> _What you should do_:
Could you change every "y-tick-label" in the records below to "pressure-level-label" and leave the rest of each record untouched?

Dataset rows
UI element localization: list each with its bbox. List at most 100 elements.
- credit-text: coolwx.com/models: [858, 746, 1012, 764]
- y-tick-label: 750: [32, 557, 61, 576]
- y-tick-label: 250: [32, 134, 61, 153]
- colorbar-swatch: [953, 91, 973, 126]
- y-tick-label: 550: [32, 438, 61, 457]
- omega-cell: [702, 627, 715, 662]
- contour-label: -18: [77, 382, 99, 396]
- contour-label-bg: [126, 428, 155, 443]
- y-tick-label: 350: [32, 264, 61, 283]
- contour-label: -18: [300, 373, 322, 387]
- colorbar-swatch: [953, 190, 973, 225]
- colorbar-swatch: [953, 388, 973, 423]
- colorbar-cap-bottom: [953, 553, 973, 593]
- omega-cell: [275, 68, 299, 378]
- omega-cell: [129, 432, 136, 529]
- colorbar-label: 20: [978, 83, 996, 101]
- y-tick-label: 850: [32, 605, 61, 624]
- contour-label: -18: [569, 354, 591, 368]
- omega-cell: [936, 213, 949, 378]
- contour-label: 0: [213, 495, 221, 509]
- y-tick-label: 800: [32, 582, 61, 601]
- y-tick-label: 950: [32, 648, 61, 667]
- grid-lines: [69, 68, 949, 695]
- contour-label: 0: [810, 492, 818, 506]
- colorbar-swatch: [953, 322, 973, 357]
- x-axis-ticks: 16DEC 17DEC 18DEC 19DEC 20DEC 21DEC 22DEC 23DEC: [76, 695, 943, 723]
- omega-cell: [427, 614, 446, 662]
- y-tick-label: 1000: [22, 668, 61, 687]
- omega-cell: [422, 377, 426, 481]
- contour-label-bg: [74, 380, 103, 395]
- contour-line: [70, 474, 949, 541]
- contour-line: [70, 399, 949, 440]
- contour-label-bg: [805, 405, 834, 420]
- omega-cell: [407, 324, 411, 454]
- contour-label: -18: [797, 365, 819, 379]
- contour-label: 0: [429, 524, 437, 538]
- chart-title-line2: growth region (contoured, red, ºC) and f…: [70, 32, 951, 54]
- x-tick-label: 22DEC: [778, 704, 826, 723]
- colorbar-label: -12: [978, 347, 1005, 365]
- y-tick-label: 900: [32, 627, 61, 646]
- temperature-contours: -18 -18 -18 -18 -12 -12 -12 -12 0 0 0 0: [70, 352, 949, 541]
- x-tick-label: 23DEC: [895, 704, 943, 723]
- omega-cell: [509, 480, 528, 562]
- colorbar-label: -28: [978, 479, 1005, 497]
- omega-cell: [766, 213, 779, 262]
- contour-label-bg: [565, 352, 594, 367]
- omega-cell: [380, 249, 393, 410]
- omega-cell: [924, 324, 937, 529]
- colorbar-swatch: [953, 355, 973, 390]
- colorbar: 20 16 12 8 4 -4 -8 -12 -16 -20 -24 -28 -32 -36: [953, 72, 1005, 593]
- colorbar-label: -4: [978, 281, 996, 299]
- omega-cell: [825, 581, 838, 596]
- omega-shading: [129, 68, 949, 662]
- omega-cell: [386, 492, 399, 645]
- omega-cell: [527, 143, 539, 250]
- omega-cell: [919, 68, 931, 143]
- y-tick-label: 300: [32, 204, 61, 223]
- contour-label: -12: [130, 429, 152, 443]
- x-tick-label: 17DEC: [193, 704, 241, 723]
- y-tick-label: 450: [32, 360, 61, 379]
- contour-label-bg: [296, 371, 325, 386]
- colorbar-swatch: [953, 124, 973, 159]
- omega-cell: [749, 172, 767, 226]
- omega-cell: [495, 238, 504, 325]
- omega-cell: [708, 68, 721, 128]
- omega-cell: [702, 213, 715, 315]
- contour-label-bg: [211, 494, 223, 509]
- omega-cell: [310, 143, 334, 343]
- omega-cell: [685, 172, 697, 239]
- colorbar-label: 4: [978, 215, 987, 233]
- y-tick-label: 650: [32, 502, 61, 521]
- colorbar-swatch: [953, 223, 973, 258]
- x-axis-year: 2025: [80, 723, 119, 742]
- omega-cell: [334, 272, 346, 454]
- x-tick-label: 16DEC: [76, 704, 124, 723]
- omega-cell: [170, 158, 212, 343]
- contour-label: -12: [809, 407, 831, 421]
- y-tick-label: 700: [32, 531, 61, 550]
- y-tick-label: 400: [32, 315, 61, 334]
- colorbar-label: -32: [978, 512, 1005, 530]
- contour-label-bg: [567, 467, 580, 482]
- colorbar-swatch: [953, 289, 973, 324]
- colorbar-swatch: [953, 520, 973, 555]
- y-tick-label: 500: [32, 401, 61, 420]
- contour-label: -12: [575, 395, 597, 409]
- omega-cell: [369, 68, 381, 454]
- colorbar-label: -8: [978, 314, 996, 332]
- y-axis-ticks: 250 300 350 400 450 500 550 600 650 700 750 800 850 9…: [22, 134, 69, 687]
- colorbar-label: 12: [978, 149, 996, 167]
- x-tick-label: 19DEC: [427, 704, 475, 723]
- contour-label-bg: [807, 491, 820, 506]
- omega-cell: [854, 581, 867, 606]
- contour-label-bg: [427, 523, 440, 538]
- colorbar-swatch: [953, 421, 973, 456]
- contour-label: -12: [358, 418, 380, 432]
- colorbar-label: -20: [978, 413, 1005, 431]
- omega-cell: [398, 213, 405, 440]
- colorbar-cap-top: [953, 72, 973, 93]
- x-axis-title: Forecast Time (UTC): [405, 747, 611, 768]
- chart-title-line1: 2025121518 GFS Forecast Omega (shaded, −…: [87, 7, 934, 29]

> _Problem solution_:
UI element localization: list each with its bbox. List at most 100 elements.
- credit-text: coolwx.com/models: [858, 746, 1012, 764]
- pressure-level-label: 750: [32, 557, 61, 576]
- pressure-level-label: 250: [32, 134, 61, 153]
- colorbar-swatch: [953, 91, 973, 126]
- pressure-level-label: 550: [32, 438, 61, 457]
- omega-cell: [702, 627, 715, 662]
- contour-label: -18: [77, 382, 99, 396]
- contour-label-bg: [126, 428, 155, 443]
- pressure-level-label: 350: [32, 264, 61, 283]
- contour-label: -18: [300, 373, 322, 387]
- colorbar-swatch: [953, 190, 973, 225]
- colorbar-swatch: [953, 388, 973, 423]
- colorbar-cap-bottom: [953, 553, 973, 593]
- omega-cell: [275, 68, 299, 378]
- omega-cell: [129, 432, 136, 529]
- colorbar-label: 20: [978, 83, 996, 101]
- pressure-level-label: 850: [32, 605, 61, 624]
- contour-label: -18: [569, 354, 591, 368]
- omega-cell: [936, 213, 949, 378]
- contour-label: 0: [213, 495, 221, 509]
- pressure-level-label: 800: [32, 582, 61, 601]
- pressure-level-label: 950: [32, 648, 61, 667]
- grid-lines: [69, 68, 949, 695]
- contour-label: 0: [810, 492, 818, 506]
- colorbar-swatch: [953, 322, 973, 357]
- x-axis-ticks: 16DEC 17DEC 18DEC 19DEC 20DEC 21DEC 22DEC 23DEC: [76, 695, 943, 723]
- omega-cell: [427, 614, 446, 662]
- pressure-level-label: 1000: [22, 668, 61, 687]
- omega-cell: [422, 377, 426, 481]
- contour-label-bg: [74, 380, 103, 395]
- contour-line: [70, 474, 949, 541]
- contour-line: [70, 399, 949, 440]
- contour-label-bg: [805, 405, 834, 420]
- omega-cell: [407, 324, 411, 454]
- contour-label: -18: [797, 365, 819, 379]
- contour-label: 0: [429, 524, 437, 538]
- chart-title-line2: growth region (contoured, red, ºC) and f…: [70, 32, 951, 54]
- x-tick-label: 22DEC: [778, 704, 826, 723]
- colorbar-label: -12: [978, 347, 1005, 365]
- pressure-level-label: 900: [32, 627, 61, 646]
- temperature-contours: -18 -18 -18 -18 -12 -12 -12 -12 0 0 0 0: [70, 352, 949, 541]
- x-tick-label: 23DEC: [895, 704, 943, 723]
- omega-cell: [509, 480, 528, 562]
- colorbar-label: -28: [978, 479, 1005, 497]
- omega-cell: [766, 213, 779, 262]
- contour-label-bg: [565, 352, 594, 367]
- omega-cell: [380, 249, 393, 410]
- omega-cell: [924, 324, 937, 529]
- colorbar-swatch: [953, 355, 973, 390]
- colorbar: 20 16 12 8 4 -4 -8 -12 -16 -20 -24 -28 -32 -36: [953, 72, 1005, 593]
- colorbar-label: -4: [978, 281, 996, 299]
- omega-cell: [825, 581, 838, 596]
- omega-shading: [129, 68, 949, 662]
- omega-cell: [386, 492, 399, 645]
- omega-cell: [527, 143, 539, 250]
- omega-cell: [919, 68, 931, 143]
- pressure-level-label: 300: [32, 204, 61, 223]
- contour-label: -12: [130, 429, 152, 443]
- x-tick-label: 17DEC: [193, 704, 241, 723]
- pressure-level-label: 450: [32, 360, 61, 379]
- contour-label-bg: [296, 371, 325, 386]
- colorbar-swatch: [953, 124, 973, 159]
- omega-cell: [749, 172, 767, 226]
- omega-cell: [495, 238, 504, 325]
- omega-cell: [708, 68, 721, 128]
- omega-cell: [702, 213, 715, 315]
- contour-label-bg: [211, 494, 223, 509]
- omega-cell: [310, 143, 334, 343]
- omega-cell: [685, 172, 697, 239]
- colorbar-label: 4: [978, 215, 987, 233]
- pressure-level-label: 650: [32, 502, 61, 521]
- colorbar-swatch: [953, 223, 973, 258]
- x-axis-year: 2025: [80, 723, 119, 742]
- omega-cell: [334, 272, 346, 454]
- x-tick-label: 16DEC: [76, 704, 124, 723]
- omega-cell: [170, 158, 212, 343]
- contour-label: -12: [809, 407, 831, 421]
- pressure-level-label: 700: [32, 531, 61, 550]
- pressure-level-label: 400: [32, 315, 61, 334]
- colorbar-label: -32: [978, 512, 1005, 530]
- contour-label-bg: [567, 467, 580, 482]
- colorbar-swatch: [953, 289, 973, 324]
- colorbar-swatch: [953, 520, 973, 555]
- pressure-level-label: 500: [32, 401, 61, 420]
- contour-label: -12: [575, 395, 597, 409]
- omega-cell: [369, 68, 381, 454]
- colorbar-label: -8: [978, 314, 996, 332]
- y-axis-ticks: 250 300 350 400 450 500 550 600 650 700 750 800 850 9…: [22, 134, 69, 687]
- colorbar-label: 12: [978, 149, 996, 167]
- x-tick-label: 19DEC: [427, 704, 475, 723]
- contour-label-bg: [807, 491, 820, 506]
- omega-cell: [854, 581, 867, 606]
- contour-label-bg: [427, 523, 440, 538]
- colorbar-swatch: [953, 421, 973, 456]
- contour-label: -12: [358, 418, 380, 432]
- colorbar-label: -20: [978, 413, 1005, 431]
- omega-cell: [398, 213, 405, 440]
- colorbar-cap-top: [953, 72, 973, 93]
- x-axis-title: Forecast Time (UTC): [405, 747, 611, 768]
- chart-title-line1: 2025121518 GFS Forecast Omega (shaded, −…: [87, 7, 934, 29]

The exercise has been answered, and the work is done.